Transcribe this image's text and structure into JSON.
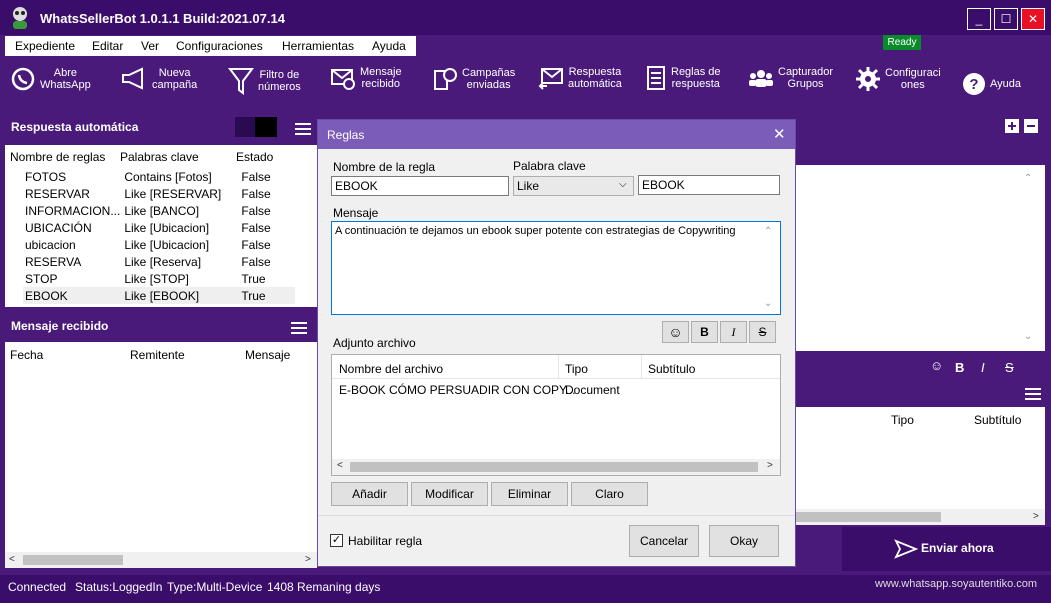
{
  "window": {
    "title": "WhatsSellerBot  1.0.1.1 Build:2021.07.14",
    "min": "_",
    "max": "☐",
    "close": "✕"
  },
  "menu": [
    "Expediente",
    "Editar",
    "Ver",
    "Configuraciones",
    "Herramientas",
    "Ayuda"
  ],
  "ready_badge": "Ready",
  "toolbar": [
    {
      "l1": "Abre",
      "l2": "WhatsApp",
      "icon": "whatsapp-icon"
    },
    {
      "l1": "Nueva",
      "l2": "campaña",
      "icon": "megaphone-icon"
    },
    {
      "l1": "Filtro de",
      "l2": "números",
      "icon": "filter-icon"
    },
    {
      "l1": "Mensaje",
      "l2": "recibido",
      "icon": "envelope-check-icon"
    },
    {
      "l1": "Campañas",
      "l2": "enviadas",
      "icon": "campaigns-icon"
    },
    {
      "l1": "Respuesta",
      "l2": "automática",
      "icon": "reply-icon"
    },
    {
      "l1": "Reglas de",
      "l2": "respuesta",
      "icon": "rules-icon"
    },
    {
      "l1": "Capturador",
      "l2": "Grupos",
      "icon": "group-icon"
    },
    {
      "l1": "Configuraci",
      "l2": "ones",
      "icon": "gear-icon"
    },
    {
      "l1": "Ayuda",
      "l2": "",
      "icon": "help-icon"
    }
  ],
  "auto_reply": {
    "title": "Respuesta automática",
    "cols": [
      "Nombre de reglas",
      "Palabras clave",
      "Estado"
    ],
    "rows": [
      [
        "FOTOS",
        "Contains [Fotos]",
        "False"
      ],
      [
        "RESERVAR",
        "Like [RESERVAR]",
        "False"
      ],
      [
        "INFORMACION...",
        "Like [BANCO]",
        "False"
      ],
      [
        "UBICACIÓN",
        "Like [Ubicacion]",
        "False"
      ],
      [
        "ubicacion",
        "Like [Ubicacion]",
        "False"
      ],
      [
        "RESERVA",
        "Like [Reserva]",
        "False"
      ],
      [
        "STOP",
        "Like [STOP]",
        "True"
      ],
      [
        "EBOOK",
        "Like [EBOOK]",
        "True"
      ]
    ]
  },
  "received": {
    "title": "Mensaje recibido",
    "cols": [
      "Fecha",
      "Remitente",
      "Mensaje"
    ]
  },
  "right_attach_cols": [
    "Tipo",
    "Subtítulo"
  ],
  "send_now": "Enviar ahora",
  "right_format": {
    "emoji": "☺",
    "bold": "B",
    "italic": "I",
    "strike": "S"
  },
  "dialog": {
    "title": "Reglas",
    "rule_name_label": "Nombre de la regla",
    "rule_name": "EBOOK",
    "keyword_label": "Palabra clave",
    "match_type": "Like",
    "keyword": "EBOOK",
    "message_label": "Mensaje",
    "message": "A continuación te dejamos un ebook super potente con estrategias de Copywriting",
    "attach_label": "Adjunto archivo",
    "format": {
      "emoji": "☺",
      "bold": "B",
      "italic": "I",
      "strike": "S"
    },
    "attach_cols": [
      "Nombre del archivo",
      "Tipo",
      "Subtítulo"
    ],
    "attach_rows": [
      [
        "E-BOOK CÓMO PERSUADIR CON COPY...",
        "Document",
        ""
      ]
    ],
    "buttons": {
      "add": "Añadir",
      "modify": "Modificar",
      "delete": "Eliminar",
      "clear": "Claro"
    },
    "enable_label": "Habilitar regla",
    "cancel": "Cancelar",
    "ok": "Okay"
  },
  "status": {
    "connected": "Connected",
    "login": "Status:LoggedIn",
    "type": "Type:Multi-Device",
    "days": "1408 Remaning days",
    "website": "www.whatsapp.soyautentiko.com"
  }
}
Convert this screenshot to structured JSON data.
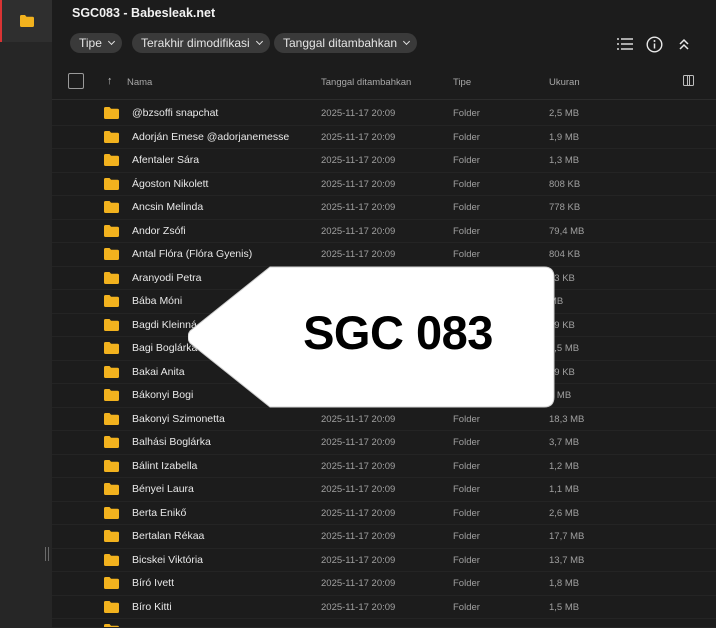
{
  "sidebar": {
    "active_icon": "folder-icon",
    "accent_color": "#d93434"
  },
  "header": {
    "title": "SGC083 - Babesleak.net"
  },
  "filters": [
    {
      "label": "Tipe"
    },
    {
      "label": "Terakhir dimodifikasi"
    },
    {
      "label": "Tanggal ditambahkan"
    }
  ],
  "toolbar": {
    "icons": [
      "list-view-icon",
      "info-icon",
      "collapse-icon"
    ]
  },
  "table": {
    "columns": {
      "name": "Nama",
      "date": "Tanggal ditambahkan",
      "type": "Tipe",
      "size": "Ukuran"
    },
    "folder_color": "#f2b21e",
    "rows": [
      {
        "name": "@bzsoffi snapchat",
        "date": "2025-11-17 20:09",
        "type": "Folder",
        "size": "2,5 MB"
      },
      {
        "name": "Adorján Emese @adorjanemesse",
        "date": "2025-11-17 20:09",
        "type": "Folder",
        "size": "1,9 MB"
      },
      {
        "name": "Afentaler Sára",
        "date": "2025-11-17 20:09",
        "type": "Folder",
        "size": "1,3 MB"
      },
      {
        "name": "Ágoston Nikolett",
        "date": "2025-11-17 20:09",
        "type": "Folder",
        "size": "808 KB"
      },
      {
        "name": "Ancsin Melinda",
        "date": "2025-11-17 20:09",
        "type": "Folder",
        "size": "778 KB"
      },
      {
        "name": "Andor Zsófi",
        "date": "2025-11-17 20:09",
        "type": "Folder",
        "size": "79,4 MB"
      },
      {
        "name": "Antal Flóra (Flóra Gyenis)",
        "date": "2025-11-17 20:09",
        "type": "Folder",
        "size": "804 KB"
      },
      {
        "name": "Aranyodi Petra",
        "date": "",
        "type": "",
        "size": "93 KB"
      },
      {
        "name": "Bába Móni",
        "date": "",
        "type": "",
        "size": "MB"
      },
      {
        "name": "Bagdi Kleinná",
        "date": "",
        "type": "",
        "size": "79 KB"
      },
      {
        "name": "Bagi Boglárka",
        "date": "",
        "type": "",
        "size": "9,5 MB"
      },
      {
        "name": "Bakai Anita",
        "date": "",
        "type": "",
        "size": "79 KB"
      },
      {
        "name": "Bákonyi Bogi",
        "date": "",
        "type": "",
        "size": "5 MB"
      },
      {
        "name": "Bakonyi Szimonetta",
        "date": "2025-11-17 20:09",
        "type": "Folder",
        "size": "18,3 MB"
      },
      {
        "name": "Balhási Boglárka",
        "date": "2025-11-17 20:09",
        "type": "Folder",
        "size": "3,7 MB"
      },
      {
        "name": "Bálint Izabella",
        "date": "2025-11-17 20:09",
        "type": "Folder",
        "size": "1,2 MB"
      },
      {
        "name": "Bényei Laura",
        "date": "2025-11-17 20:09",
        "type": "Folder",
        "size": "1,1 MB"
      },
      {
        "name": "Berta Enikő",
        "date": "2025-11-17 20:09",
        "type": "Folder",
        "size": "2,6 MB"
      },
      {
        "name": "Bertalan Rékaa",
        "date": "2025-11-17 20:09",
        "type": "Folder",
        "size": "17,7 MB"
      },
      {
        "name": "Bicskei Viktória",
        "date": "2025-11-17 20:09",
        "type": "Folder",
        "size": "13,7 MB"
      },
      {
        "name": "Bíró Ivett",
        "date": "2025-11-17 20:09",
        "type": "Folder",
        "size": "1,8 MB"
      },
      {
        "name": "Bíro Kitti",
        "date": "2025-11-17 20:09",
        "type": "Folder",
        "size": "1,5 MB"
      }
    ]
  },
  "overlay": {
    "label": "SGC 083"
  }
}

◇ ◇ ◇

* **REQUIREMENT**: Return every line holding the word "recibido" from the records.

* **CORRECT RESPONSE**:
      "l2": "recibido",
    "title": "Mensaje recibido",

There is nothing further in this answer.